• [AIM]
Set down every entry word for word. Omit the pictures.

• [RECORDS FOR THE TASK]
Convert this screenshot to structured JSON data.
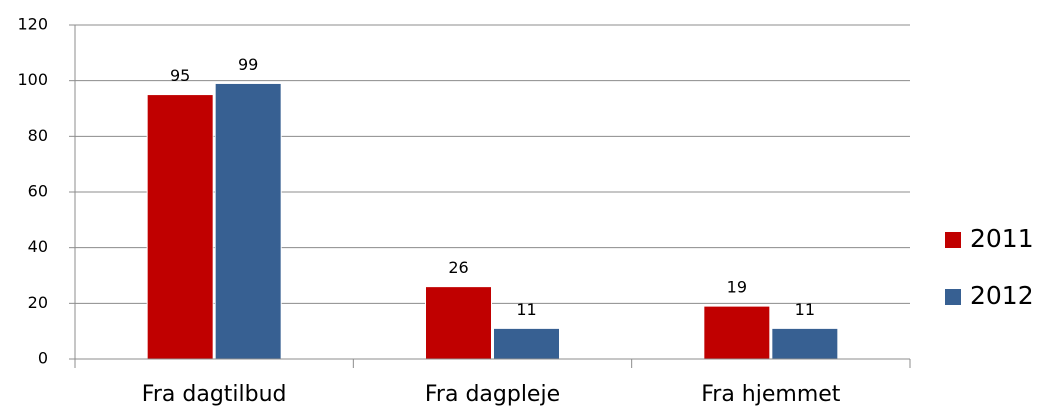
{
  "chart_data": {
    "type": "bar",
    "categories": [
      "Fra dagtilbud",
      "Fra dagpleje",
      "Fra hjemmet"
    ],
    "series": [
      {
        "name": "2011",
        "color": "#c00000",
        "values": [
          95,
          26,
          19
        ]
      },
      {
        "name": "2012",
        "color": "#376092",
        "values": [
          99,
          11,
          11
        ]
      }
    ],
    "ylim": [
      0,
      120
    ],
    "yticks": [
      0,
      20,
      40,
      60,
      80,
      100,
      120
    ],
    "grid": true,
    "legend": "right"
  }
}
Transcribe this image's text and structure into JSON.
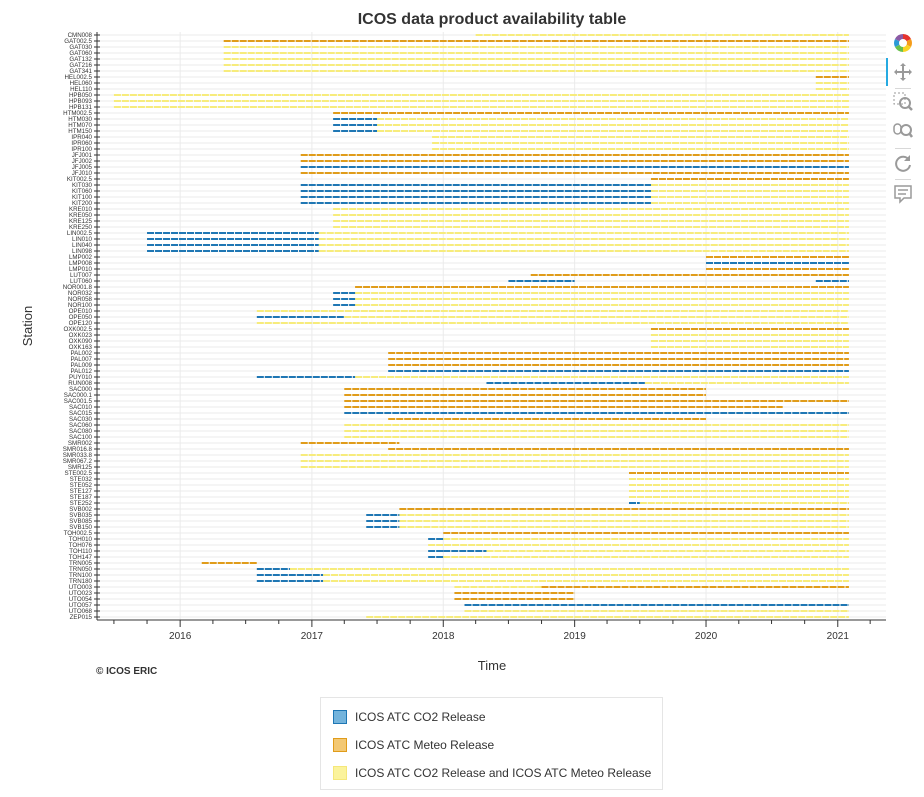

• [FULL OUTPUT]
Convert this screenshot to structured JSON data.
{
  "chart_data": {
    "type": "bar",
    "categories": [
      "Fra dagtilbud",
      "Fra dagpleje",
      "Fra hjemmet"
    ],
    "series": [
      {
        "name": "2011",
        "color": "#c00000",
        "values": [
          95,
          26,
          19
        ]
      },
      {
        "name": "2012",
        "color": "#376092",
        "values": [
          99,
          11,
          11
        ]
      }
    ],
    "ylim": [
      0,
      120
    ],
    "yticks": [
      0,
      20,
      40,
      60,
      80,
      100,
      120
    ],
    "grid": true,
    "legend": "right"
  }
}
Transcribe this image's text and structure into JSON.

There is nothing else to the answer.